- **TASK DESCRIPTION**:
Where a line contains the word "JSON", copy that line.

--- BEGIN DATA ROWS ---

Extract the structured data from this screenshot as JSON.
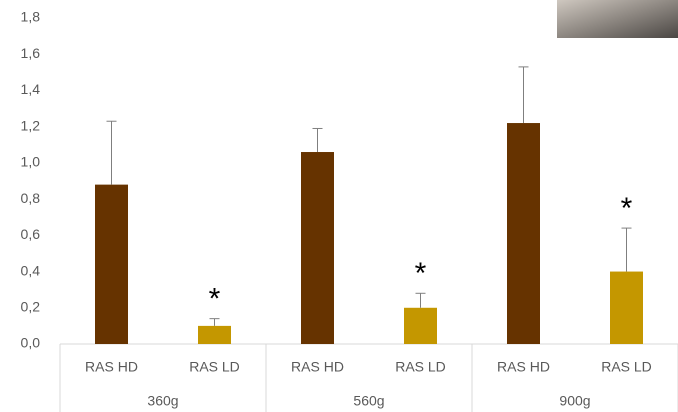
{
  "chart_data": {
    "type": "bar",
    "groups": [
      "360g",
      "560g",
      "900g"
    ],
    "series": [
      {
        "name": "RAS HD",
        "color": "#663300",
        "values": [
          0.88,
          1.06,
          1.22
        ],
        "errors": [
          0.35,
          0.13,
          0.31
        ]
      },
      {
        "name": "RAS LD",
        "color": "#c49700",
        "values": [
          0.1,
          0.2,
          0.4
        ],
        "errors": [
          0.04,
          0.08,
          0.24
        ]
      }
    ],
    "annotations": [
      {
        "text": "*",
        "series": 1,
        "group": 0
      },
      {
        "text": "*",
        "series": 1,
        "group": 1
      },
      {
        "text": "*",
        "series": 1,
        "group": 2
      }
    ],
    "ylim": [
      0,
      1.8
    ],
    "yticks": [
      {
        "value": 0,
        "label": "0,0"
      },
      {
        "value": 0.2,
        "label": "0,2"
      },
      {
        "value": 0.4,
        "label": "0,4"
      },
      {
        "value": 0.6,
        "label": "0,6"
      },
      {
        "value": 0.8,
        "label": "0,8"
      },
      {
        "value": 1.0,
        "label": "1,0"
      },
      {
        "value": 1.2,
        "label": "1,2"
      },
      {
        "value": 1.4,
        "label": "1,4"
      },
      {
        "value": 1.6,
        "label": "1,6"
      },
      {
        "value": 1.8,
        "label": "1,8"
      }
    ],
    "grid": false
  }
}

--- END DATA ROWS ---
--- BEGIN DATA ROWS ---

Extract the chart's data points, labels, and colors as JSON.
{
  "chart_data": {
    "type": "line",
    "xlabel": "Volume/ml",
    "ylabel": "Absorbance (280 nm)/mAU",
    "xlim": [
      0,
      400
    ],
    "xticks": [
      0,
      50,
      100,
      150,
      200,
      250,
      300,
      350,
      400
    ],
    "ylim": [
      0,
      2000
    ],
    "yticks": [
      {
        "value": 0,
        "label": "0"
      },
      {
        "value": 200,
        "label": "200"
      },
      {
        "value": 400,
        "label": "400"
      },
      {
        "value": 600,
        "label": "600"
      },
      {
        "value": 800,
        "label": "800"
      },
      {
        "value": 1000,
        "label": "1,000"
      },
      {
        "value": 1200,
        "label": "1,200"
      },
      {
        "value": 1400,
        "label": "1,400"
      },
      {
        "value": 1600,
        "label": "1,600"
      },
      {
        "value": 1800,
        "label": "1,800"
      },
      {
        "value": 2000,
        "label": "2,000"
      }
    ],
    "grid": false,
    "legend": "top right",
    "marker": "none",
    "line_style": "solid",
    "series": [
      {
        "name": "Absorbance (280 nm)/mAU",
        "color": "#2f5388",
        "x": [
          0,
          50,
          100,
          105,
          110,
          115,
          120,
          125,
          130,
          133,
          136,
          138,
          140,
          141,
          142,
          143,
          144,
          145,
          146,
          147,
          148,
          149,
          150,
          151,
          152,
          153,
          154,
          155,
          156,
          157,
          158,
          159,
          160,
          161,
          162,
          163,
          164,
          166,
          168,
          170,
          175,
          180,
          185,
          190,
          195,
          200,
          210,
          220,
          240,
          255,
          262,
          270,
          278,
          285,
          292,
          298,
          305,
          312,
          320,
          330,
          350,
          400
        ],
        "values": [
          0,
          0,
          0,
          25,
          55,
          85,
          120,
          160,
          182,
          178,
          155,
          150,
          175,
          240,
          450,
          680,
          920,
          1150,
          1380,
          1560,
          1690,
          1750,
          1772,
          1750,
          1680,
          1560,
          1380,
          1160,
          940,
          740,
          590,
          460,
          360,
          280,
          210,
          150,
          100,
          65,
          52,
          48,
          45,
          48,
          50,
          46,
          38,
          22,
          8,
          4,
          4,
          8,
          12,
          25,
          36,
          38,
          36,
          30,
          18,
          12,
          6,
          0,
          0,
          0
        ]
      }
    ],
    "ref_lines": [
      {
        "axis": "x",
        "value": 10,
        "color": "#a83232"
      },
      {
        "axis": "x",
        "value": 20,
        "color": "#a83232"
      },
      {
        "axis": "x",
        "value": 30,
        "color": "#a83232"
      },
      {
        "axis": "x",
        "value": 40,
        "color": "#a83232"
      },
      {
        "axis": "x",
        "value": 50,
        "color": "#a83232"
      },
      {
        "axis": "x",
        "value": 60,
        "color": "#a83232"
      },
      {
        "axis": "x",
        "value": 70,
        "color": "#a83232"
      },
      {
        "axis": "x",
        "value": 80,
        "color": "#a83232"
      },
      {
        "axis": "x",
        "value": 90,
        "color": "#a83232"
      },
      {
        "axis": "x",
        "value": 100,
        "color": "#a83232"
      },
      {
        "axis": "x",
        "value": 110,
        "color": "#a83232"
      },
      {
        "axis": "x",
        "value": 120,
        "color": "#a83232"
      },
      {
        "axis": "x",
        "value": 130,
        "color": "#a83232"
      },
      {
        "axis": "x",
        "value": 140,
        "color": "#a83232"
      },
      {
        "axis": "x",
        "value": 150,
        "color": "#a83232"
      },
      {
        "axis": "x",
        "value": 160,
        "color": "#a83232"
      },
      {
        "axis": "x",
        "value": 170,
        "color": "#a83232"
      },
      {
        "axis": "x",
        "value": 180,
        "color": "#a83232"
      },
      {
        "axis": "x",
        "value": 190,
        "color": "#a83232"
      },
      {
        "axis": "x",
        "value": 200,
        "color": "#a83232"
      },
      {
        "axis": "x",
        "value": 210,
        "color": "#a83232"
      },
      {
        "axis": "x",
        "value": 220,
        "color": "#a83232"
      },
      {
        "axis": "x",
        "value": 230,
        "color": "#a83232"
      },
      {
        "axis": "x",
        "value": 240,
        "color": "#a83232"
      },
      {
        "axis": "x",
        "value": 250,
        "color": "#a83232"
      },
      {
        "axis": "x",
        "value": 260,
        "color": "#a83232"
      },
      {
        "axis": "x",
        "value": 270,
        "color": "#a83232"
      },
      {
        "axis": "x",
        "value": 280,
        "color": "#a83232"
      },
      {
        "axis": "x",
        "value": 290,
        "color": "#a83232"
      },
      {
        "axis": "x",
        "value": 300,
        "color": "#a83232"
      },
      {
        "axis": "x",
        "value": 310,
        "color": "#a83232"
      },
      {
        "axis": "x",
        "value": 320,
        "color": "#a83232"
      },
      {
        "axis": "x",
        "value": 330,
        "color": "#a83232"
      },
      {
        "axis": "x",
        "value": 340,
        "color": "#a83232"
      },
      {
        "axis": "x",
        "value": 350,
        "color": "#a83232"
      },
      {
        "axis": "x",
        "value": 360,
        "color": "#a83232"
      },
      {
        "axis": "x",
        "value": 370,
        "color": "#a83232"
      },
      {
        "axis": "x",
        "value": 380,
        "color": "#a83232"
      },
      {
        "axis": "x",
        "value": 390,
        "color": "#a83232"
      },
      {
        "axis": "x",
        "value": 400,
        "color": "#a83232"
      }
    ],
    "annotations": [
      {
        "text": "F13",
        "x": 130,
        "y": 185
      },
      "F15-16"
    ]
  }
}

--- END DATA ROWS ---

- **PROBLEM SOLUTION**:
Extract the structured data from this screenshot as JSON.
Extract the chart's data points, labels, and colors as JSON.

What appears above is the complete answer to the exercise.